*Aim of the task:* Reproduce all entries precisely, down to the last character.

════════════════════

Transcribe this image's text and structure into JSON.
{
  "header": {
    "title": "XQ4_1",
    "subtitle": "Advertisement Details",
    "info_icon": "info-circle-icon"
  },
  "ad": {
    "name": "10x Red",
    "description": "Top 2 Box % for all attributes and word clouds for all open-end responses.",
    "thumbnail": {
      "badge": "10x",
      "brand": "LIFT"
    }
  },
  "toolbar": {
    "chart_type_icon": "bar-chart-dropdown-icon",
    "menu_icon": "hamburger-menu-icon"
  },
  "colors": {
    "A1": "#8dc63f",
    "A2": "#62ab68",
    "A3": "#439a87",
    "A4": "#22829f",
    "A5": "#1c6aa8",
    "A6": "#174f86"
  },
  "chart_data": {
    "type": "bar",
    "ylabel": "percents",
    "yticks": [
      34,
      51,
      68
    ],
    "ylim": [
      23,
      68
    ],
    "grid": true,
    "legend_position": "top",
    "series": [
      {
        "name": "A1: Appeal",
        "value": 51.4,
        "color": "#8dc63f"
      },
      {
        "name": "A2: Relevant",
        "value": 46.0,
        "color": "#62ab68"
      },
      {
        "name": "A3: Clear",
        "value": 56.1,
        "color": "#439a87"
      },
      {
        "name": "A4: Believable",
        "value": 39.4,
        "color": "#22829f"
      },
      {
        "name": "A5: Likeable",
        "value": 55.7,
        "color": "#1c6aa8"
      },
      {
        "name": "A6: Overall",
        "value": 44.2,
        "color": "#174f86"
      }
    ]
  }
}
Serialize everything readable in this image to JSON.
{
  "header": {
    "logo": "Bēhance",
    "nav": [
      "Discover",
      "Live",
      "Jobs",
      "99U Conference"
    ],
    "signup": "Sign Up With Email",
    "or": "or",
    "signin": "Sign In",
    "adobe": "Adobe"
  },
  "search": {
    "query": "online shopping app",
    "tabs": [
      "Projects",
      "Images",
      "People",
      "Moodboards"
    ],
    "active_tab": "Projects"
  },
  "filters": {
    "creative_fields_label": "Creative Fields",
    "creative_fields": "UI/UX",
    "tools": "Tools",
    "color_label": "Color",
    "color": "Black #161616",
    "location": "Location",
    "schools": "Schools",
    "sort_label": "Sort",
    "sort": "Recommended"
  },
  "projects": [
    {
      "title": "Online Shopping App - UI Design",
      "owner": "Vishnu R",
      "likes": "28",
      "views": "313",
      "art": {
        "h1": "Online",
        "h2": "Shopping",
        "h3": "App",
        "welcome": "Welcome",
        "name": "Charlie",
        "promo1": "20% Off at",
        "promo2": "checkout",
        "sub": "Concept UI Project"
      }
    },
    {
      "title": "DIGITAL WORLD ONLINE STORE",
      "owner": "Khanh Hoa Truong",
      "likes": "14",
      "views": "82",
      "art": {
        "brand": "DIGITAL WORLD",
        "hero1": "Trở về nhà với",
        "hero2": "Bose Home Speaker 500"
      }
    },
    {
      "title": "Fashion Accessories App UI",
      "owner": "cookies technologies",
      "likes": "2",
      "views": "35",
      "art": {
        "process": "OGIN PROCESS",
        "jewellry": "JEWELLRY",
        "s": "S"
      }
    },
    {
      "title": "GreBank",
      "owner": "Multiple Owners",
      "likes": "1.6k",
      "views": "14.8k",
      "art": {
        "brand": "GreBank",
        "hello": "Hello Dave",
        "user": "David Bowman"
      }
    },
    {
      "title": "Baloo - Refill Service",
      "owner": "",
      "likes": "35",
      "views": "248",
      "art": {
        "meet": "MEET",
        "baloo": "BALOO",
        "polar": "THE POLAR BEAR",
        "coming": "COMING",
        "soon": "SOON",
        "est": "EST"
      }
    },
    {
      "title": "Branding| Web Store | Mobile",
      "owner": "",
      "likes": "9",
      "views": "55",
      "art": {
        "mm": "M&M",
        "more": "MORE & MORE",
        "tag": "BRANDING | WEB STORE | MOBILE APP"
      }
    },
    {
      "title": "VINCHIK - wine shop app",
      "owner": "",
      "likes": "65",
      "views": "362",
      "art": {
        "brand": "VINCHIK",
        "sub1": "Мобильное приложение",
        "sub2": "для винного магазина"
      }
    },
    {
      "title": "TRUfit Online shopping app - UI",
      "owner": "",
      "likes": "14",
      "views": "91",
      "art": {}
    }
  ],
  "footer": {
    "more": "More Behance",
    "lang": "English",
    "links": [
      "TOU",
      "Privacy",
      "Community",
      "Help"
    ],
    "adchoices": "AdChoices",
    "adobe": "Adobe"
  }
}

════════════════════

*Response:*
Transcribe this image's text and structure into JSON.
{
  "header": {
    "title": "XQ4_1",
    "subtitle": "Advertisement Details",
    "info_icon": "info-circle-icon"
  },
  "ad": {
    "name": "10x Red",
    "description": "Top 2 Box % for all attributes and word clouds for all open-end responses.",
    "thumbnail": {
      "badge": "10x",
      "brand": "LIFT"
    }
  },
  "toolbar": {
    "chart_type_icon": "bar-chart-dropdown-icon",
    "menu_icon": "hamburger-menu-icon"
  },
  "colors": {
    "A1": "#8dc63f",
    "A2": "#62ab68",
    "A3": "#439a87",
    "A4": "#22829f",
    "A5": "#1c6aa8",
    "A6": "#174f86"
  },
  "chart_data": {
    "type": "bar",
    "ylabel": "percents",
    "yticks": [
      34,
      51,
      68
    ],
    "ylim": [
      23,
      68
    ],
    "grid": true,
    "legend_position": "top",
    "series": [
      {
        "name": "A1: Appeal",
        "value": 51.4,
        "color": "#8dc63f"
      },
      {
        "name": "A2: Relevant",
        "value": 46.0,
        "color": "#62ab68"
      },
      {
        "name": "A3: Clear",
        "value": 56.1,
        "color": "#439a87"
      },
      {
        "name": "A4: Believable",
        "value": 39.4,
        "color": "#22829f"
      },
      {
        "name": "A5: Likeable",
        "value": 55.7,
        "color": "#1c6aa8"
      },
      {
        "name": "A6: Overall",
        "value": 44.2,
        "color": "#174f86"
      }
    ]
  }
}
Serialize everything readable in this image to JSON.
{
  "header": {
    "logo": "Bēhance",
    "nav": [
      "Discover",
      "Live",
      "Jobs",
      "99U Conference"
    ],
    "signup": "Sign Up With Email",
    "or": "or",
    "signin": "Sign In",
    "adobe": "Adobe"
  },
  "search": {
    "query": "online shopping app",
    "tabs": [
      "Projects",
      "Images",
      "People",
      "Moodboards"
    ],
    "active_tab": "Projects"
  },
  "filters": {
    "creative_fields_label": "Creative Fields",
    "creative_fields": "UI/UX",
    "tools": "Tools",
    "color_label": "Color",
    "color": "Black #161616",
    "location": "Location",
    "schools": "Schools",
    "sort_label": "Sort",
    "sort": "Recommended"
  },
  "projects": [
    {
      "title": "Online Shopping App - UI Design",
      "owner": "Vishnu R",
      "likes": "28",
      "views": "313",
      "art": {
        "h1": "Online",
        "h2": "Shopping",
        "h3": "App",
        "welcome": "Welcome",
        "name": "Charlie",
        "promo1": "20% Off at",
        "promo2": "checkout",
        "sub": "Concept UI Project"
      }
    },
    {
      "title": "DIGITAL WORLD ONLINE STORE",
      "owner": "Khanh Hoa Truong",
      "likes": "14",
      "views": "82",
      "art": {
        "brand": "DIGITAL WORLD",
        "hero1": "Trở về nhà với",
        "hero2": "Bose Home Speaker 500"
      }
    },
    {
      "title": "Fashion Accessories App UI",
      "owner": "cookies technologies",
      "likes": "2",
      "views": "35",
      "art": {
        "process": "OGIN PROCESS",
        "jewellry": "JEWELLRY",
        "s": "S"
      }
    },
    {
      "title": "GreBank",
      "owner": "Multiple Owners",
      "likes": "1.6k",
      "views": "14.8k",
      "art": {
        "brand": "GreBank",
        "hello": "Hello Dave",
        "user": "David Bowman"
      }
    },
    {
      "title": "Baloo - Refill Service",
      "owner": "",
      "likes": "35",
      "views": "248",
      "art": {
        "meet": "MEET",
        "baloo": "BALOO",
        "polar": "THE POLAR BEAR",
        "coming": "COMING",
        "soon": "SOON",
        "est": "EST"
      }
    },
    {
      "title": "Branding| Web Store | Mobile",
      "owner": "",
      "likes": "9",
      "views": "55",
      "art": {
        "mm": "M&M",
        "more": "MORE & MORE",
        "tag": "BRANDING | WEB STORE | MOBILE APP"
      }
    },
    {
      "title": "VINCHIK - wine shop app",
      "owner": "",
      "likes": "65",
      "views": "362",
      "art": {
        "brand": "VINCHIK",
        "sub1": "Мобильное приложение",
        "sub2": "для винного магазина"
      }
    },
    {
      "title": "TRUfit Online shopping app - UI",
      "owner": "",
      "likes": "14",
      "views": "91",
      "art": {}
    }
  ],
  "footer": {
    "more": "More Behance",
    "lang": "English",
    "links": [
      "TOU",
      "Privacy",
      "Community",
      "Help"
    ],
    "adchoices": "AdChoices",
    "adobe": "Adobe"
  }
}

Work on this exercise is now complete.